--- BEGIN EXERCISE INPUT ---

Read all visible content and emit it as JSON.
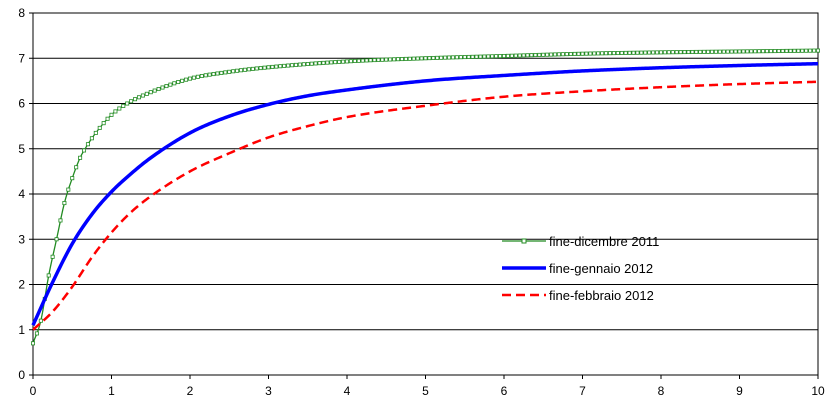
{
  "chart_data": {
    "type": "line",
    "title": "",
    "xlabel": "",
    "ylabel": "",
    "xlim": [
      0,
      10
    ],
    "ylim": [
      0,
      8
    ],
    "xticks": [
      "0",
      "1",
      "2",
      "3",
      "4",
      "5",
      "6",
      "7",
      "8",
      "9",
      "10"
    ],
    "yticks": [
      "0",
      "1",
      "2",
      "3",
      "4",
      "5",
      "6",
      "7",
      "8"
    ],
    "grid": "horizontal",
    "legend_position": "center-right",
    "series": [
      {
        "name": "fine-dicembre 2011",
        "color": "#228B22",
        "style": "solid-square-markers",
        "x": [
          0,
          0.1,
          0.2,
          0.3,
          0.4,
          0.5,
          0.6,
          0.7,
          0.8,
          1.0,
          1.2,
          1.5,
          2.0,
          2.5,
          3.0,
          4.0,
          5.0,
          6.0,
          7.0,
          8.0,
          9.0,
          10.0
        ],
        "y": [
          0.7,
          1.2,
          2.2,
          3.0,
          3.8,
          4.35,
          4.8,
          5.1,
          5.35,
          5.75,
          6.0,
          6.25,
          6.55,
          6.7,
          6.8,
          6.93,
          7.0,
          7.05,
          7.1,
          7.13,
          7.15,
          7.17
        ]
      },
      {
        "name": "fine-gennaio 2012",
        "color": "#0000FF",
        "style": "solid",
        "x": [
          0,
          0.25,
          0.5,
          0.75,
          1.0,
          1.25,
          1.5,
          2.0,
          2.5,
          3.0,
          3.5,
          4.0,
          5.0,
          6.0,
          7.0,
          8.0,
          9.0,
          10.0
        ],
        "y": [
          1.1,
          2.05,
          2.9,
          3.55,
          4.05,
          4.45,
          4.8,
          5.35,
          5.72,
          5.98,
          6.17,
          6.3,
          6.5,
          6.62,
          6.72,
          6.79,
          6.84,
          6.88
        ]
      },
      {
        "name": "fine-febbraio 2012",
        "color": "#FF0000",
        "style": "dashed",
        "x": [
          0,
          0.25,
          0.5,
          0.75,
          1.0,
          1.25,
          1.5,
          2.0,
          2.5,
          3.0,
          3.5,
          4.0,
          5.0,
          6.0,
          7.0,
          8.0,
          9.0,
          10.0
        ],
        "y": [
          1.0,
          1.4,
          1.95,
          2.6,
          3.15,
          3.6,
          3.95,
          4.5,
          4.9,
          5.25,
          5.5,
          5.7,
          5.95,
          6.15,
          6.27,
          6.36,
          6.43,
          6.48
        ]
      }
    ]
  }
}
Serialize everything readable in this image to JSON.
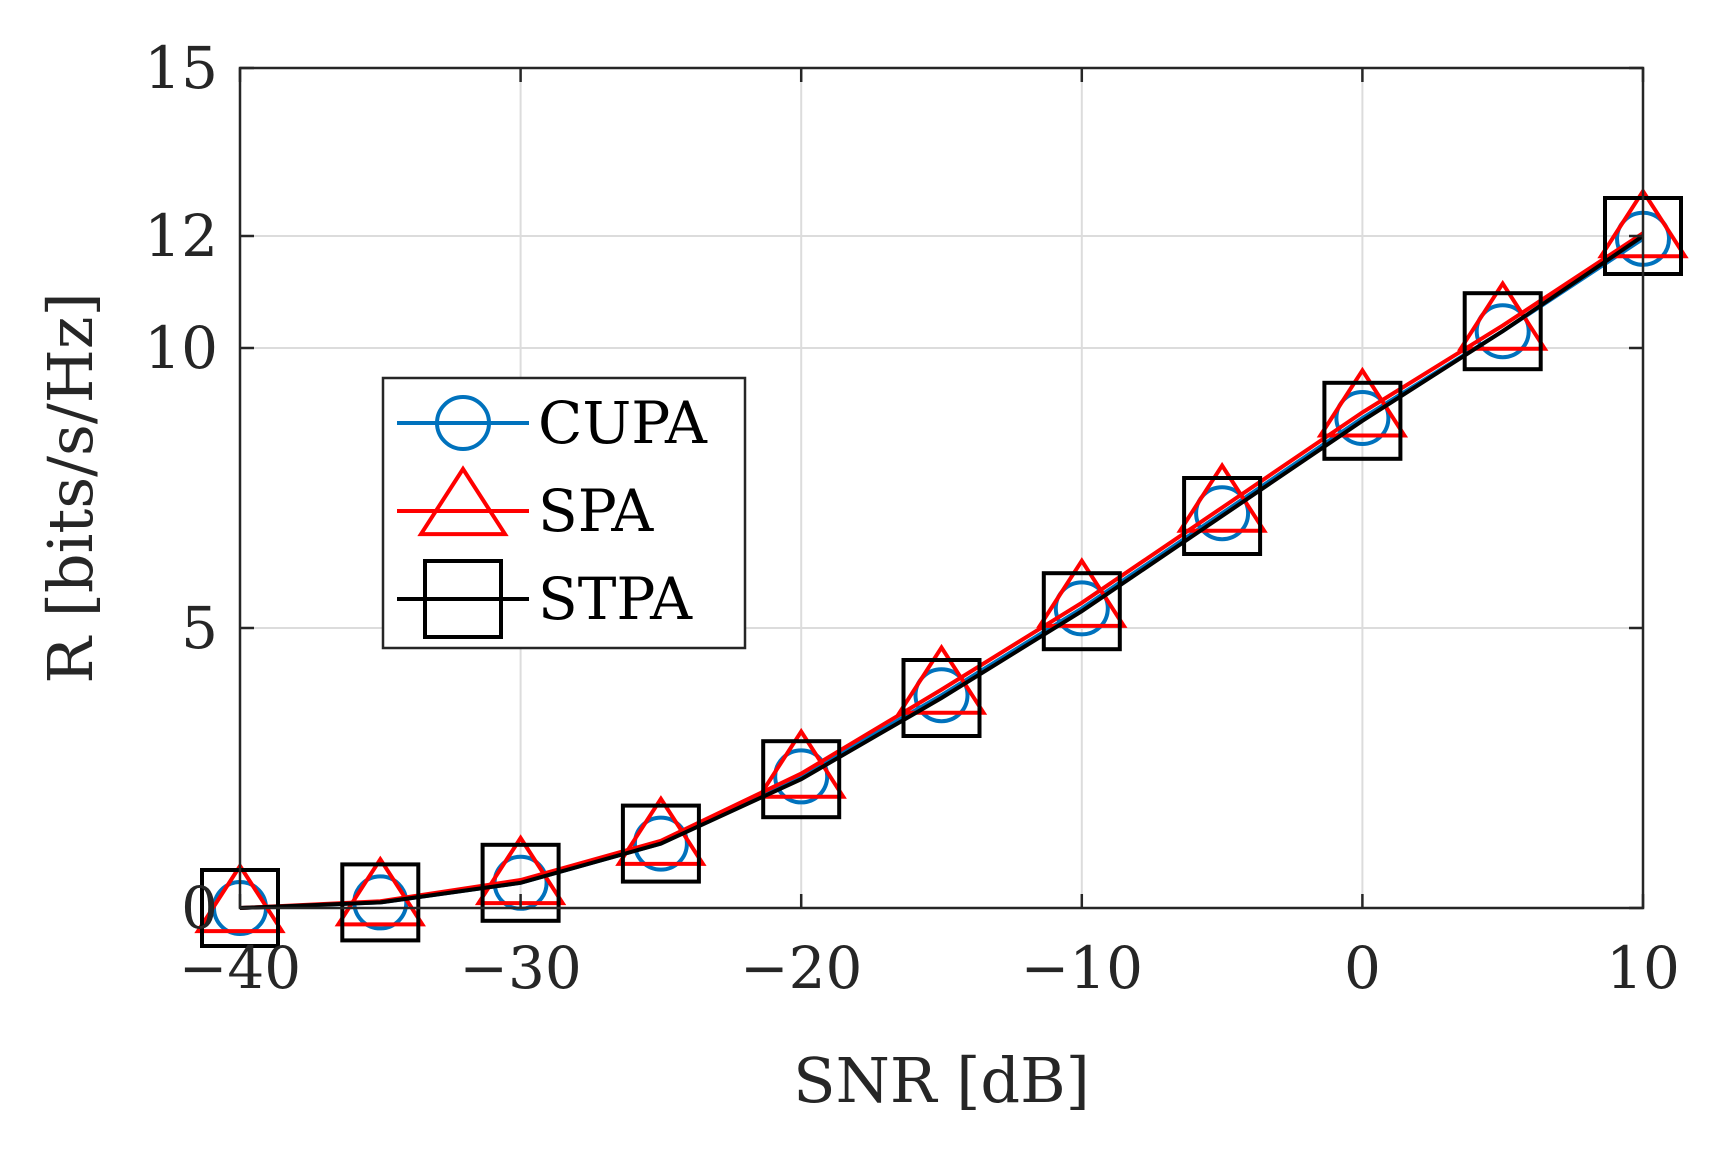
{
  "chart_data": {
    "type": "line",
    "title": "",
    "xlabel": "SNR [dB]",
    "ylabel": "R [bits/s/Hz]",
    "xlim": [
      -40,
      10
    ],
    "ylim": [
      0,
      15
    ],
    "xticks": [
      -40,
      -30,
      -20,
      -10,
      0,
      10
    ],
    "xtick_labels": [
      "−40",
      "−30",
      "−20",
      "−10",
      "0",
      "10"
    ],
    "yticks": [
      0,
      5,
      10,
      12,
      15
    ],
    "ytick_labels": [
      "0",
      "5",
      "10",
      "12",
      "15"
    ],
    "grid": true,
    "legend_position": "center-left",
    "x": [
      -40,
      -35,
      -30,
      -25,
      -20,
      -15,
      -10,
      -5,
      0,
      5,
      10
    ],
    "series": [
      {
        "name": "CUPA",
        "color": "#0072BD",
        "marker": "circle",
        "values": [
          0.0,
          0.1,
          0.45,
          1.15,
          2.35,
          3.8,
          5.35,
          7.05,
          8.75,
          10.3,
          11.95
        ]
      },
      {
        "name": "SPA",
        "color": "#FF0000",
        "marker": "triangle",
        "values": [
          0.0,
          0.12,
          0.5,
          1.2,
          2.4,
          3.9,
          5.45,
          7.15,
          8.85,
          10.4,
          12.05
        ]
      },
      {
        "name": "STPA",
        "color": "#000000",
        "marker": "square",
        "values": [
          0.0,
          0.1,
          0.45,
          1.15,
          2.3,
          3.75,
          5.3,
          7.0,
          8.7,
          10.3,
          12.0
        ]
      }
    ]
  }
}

--- END EXERCISE INPUT ---

(GIVEN PROBLEM)
Which lines hold the word "style"? Copy all of them.

(THE ANSWER)
        "style": "solid-square-markers",
        "style": "solid",
        "style": "dashed",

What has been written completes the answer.